:: Records shown ::

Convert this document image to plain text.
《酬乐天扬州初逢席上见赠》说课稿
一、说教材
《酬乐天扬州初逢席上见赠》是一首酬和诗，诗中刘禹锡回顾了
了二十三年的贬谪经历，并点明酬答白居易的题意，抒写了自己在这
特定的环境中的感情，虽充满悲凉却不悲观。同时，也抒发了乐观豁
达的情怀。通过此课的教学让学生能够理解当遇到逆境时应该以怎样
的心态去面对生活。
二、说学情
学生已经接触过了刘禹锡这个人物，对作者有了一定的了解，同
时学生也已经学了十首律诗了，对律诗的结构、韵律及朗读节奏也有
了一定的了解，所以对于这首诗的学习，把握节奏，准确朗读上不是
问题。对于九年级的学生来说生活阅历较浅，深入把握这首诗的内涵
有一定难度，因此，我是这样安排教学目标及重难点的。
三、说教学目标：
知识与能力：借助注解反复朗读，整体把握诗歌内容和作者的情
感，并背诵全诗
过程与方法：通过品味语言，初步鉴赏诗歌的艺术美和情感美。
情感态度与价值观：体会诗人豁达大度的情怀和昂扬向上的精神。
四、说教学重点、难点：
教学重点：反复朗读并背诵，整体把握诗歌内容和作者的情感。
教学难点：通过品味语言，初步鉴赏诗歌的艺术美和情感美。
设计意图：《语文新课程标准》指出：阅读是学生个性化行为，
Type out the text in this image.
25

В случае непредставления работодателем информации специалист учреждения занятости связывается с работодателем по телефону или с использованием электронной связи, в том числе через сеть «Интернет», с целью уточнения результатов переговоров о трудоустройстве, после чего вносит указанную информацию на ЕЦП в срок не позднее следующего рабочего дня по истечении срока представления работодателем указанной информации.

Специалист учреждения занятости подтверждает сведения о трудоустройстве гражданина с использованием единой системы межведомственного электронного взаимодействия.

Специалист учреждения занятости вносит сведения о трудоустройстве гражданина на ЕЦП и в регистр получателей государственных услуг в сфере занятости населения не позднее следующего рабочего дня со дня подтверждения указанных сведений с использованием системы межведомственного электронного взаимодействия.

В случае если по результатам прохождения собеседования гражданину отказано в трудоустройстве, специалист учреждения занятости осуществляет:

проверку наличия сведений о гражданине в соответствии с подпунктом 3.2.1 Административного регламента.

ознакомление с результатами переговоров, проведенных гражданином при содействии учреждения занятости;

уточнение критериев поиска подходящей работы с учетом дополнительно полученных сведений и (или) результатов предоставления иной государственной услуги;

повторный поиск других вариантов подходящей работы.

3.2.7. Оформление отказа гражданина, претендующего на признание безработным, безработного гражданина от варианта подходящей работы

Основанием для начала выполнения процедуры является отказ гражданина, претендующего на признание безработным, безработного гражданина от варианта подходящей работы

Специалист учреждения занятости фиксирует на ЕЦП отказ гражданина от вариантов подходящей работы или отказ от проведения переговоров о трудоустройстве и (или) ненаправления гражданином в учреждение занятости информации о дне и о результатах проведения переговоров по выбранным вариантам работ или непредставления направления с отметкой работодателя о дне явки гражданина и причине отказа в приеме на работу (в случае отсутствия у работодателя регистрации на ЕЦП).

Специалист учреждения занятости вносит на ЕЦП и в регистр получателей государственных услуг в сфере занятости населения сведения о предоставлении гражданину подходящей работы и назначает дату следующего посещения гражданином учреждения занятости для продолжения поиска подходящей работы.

:::

Aim
Find and copy every line in the entries above where the string "рабочего" occurs.

Solution
В случае непредставления работодателем информации специалист учреждения занятости связывается с работодателем по телефону или с использованием электронной связи, в том числе через сеть «Интернет», с целью уточнения результатов переговоров о трудоустройстве, после чего вносит указанную информацию на ЕЦП в срок не позднее следующего рабочего дня по истечении срока представления работодателем указанной информации.
Специалист учреждения занятости вносит сведения о трудоустройстве гражданина на ЕЦП и в регистр получателей государственных услуг в сфере занятости населения не позднее следующего рабочего дня со дня подтверждения указанных сведений с использованием системы межведомственного электронного взаимодействия.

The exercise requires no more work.